### Stored data

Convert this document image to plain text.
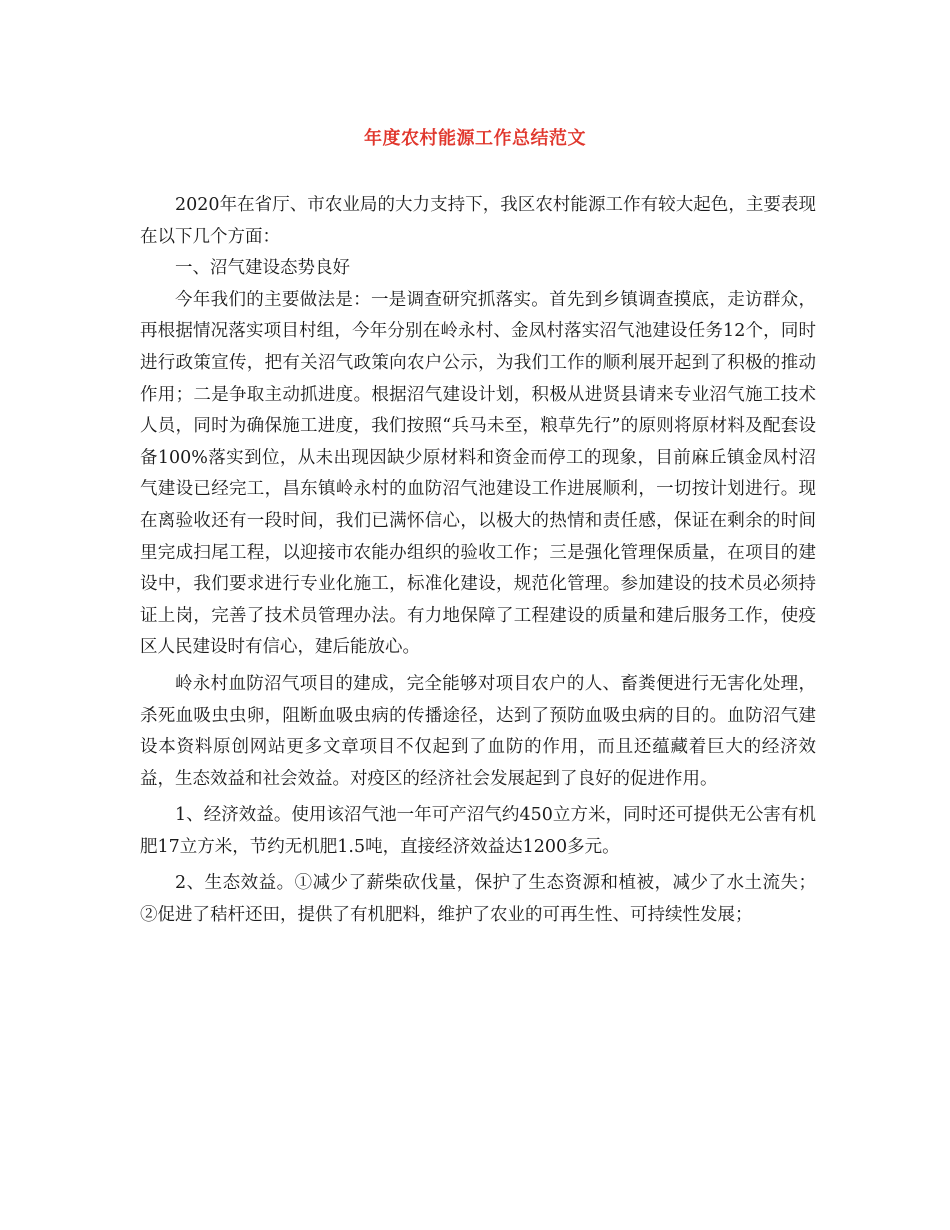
年度农村能源工作总结范文

2020年在省厅、市农业局的大力支持下，我区农村能源工作有较大起色，主要表现在以下几个方面：

一、沼气建设态势良好

今年我们的主要做法是：一是调查研究抓落实。首先到乡镇调查摸底，走访群众，再根据情况落实项目村组，今年分别在岭永村、金凤村落实沼气池建设任务12个，同时进行政策宣传，把有关沼气政策向农户公示，为我们工作的顺利展开起到了积极的推动作用；二是争取主动抓进度。根据沼气建设计划，积极从进贤县请来专业沼气施工技术人员，同时为确保施工进度，我们按照“兵马未至，粮草先行”的原则将原材料及配套设备100%落实到位，从未出现因缺少原材料和资金而停工的现象，目前麻丘镇金凤村沼气建设已经完工，昌东镇岭永村的血防沼气池建设工作进展顺利，一切按计划进行。现在离验收还有一段时间，我们已满怀信心，以极大的热情和责任感，保证在剩余的时间里完成扫尾工程，以迎接市农能办组织的验收工作；三是强化管理保质量，在项目的建设中，我们要求进行专业化施工，标准化建设，规范化管理。参加建设的技术员必须持证上岗，完善了技术员管理办法。有力地保障了工程建设的质量和建后服务工作，使疫区人民建设时有信心，建后能放心。

岭永村血防沼气项目的建成，完全能够对项目农户的人、畜粪便进行无害化处理，杀死血吸虫虫卵，阻断血吸虫病的传播途径，达到了预防血吸虫病的目的。血防沼气建设本资料原创网站更多文章项目不仅起到了血防的作用，而且还蕴藏着巨大的经济效益，生态效益和社会效益。对疫区的经济社会发展起到了良好的促进作用。

1、经济效益。使用该沼气池一年可产沼气约450立方米，同时还可提供无公害有机肥17立方米，节约无机肥1.5吨，直接经济效益达1200多元。

2、生态效益。①减少了薪柴砍伐量，保护了生态资源和植被，减少了水土流失；②促进了秸杆还田，提供了有机肥料，维护了农业的可再生性、可持续性发展；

### Exercise goal
Copy the records exactly. Skip the pictures.

### Reply
Convert this document image to plain text.
年度农村能源工作总结范文

2020年在省厅、市农业局的大力支持下，我区农村能源工作有较大起色，主要表现在以下几个方面：

一、沼气建设态势良好

今年我们的主要做法是：一是调查研究抓落实。首先到乡镇调查摸底，走访群众，再根据情况落实项目村组，今年分别在岭永村、金凤村落实沼气池建设任务12个，同时进行政策宣传，把有关沼气政策向农户公示，为我们工作的顺利展开起到了积极的推动作用；二是争取主动抓进度。根据沼气建设计划，积极从进贤县请来专业沼气施工技术人员，同时为确保施工进度，我们按照“兵马未至，粮草先行”的原则将原材料及配套设备100%落实到位，从未出现因缺少原材料和资金而停工的现象，目前麻丘镇金凤村沼气建设已经完工，昌东镇岭永村的血防沼气池建设工作进展顺利，一切按计划进行。现在离验收还有一段时间，我们已满怀信心，以极大的热情和责任感，保证在剩余的时间里完成扫尾工程，以迎接市农能办组织的验收工作；三是强化管理保质量，在项目的建设中，我们要求进行专业化施工，标准化建设，规范化管理。参加建设的技术员必须持证上岗，完善了技术员管理办法。有力地保障了工程建设的质量和建后服务工作，使疫区人民建设时有信心，建后能放心。

岭永村血防沼气项目的建成，完全能够对项目农户的人、畜粪便进行无害化处理，杀死血吸虫虫卵，阻断血吸虫病的传播途径，达到了预防血吸虫病的目的。血防沼气建设本资料原创网站更多文章项目不仅起到了血防的作用，而且还蕴藏着巨大的经济效益，生态效益和社会效益。对疫区的经济社会发展起到了良好的促进作用。

1、经济效益。使用该沼气池一年可产沼气约450立方米，同时还可提供无公害有机肥17立方米，节约无机肥1.5吨，直接经济效益达1200多元。

2、生态效益。①减少了薪柴砍伐量，保护了生态资源和植被，减少了水土流失；②促进了秸杆还田，提供了有机肥料，维护了农业的可再生性、可持续性发展；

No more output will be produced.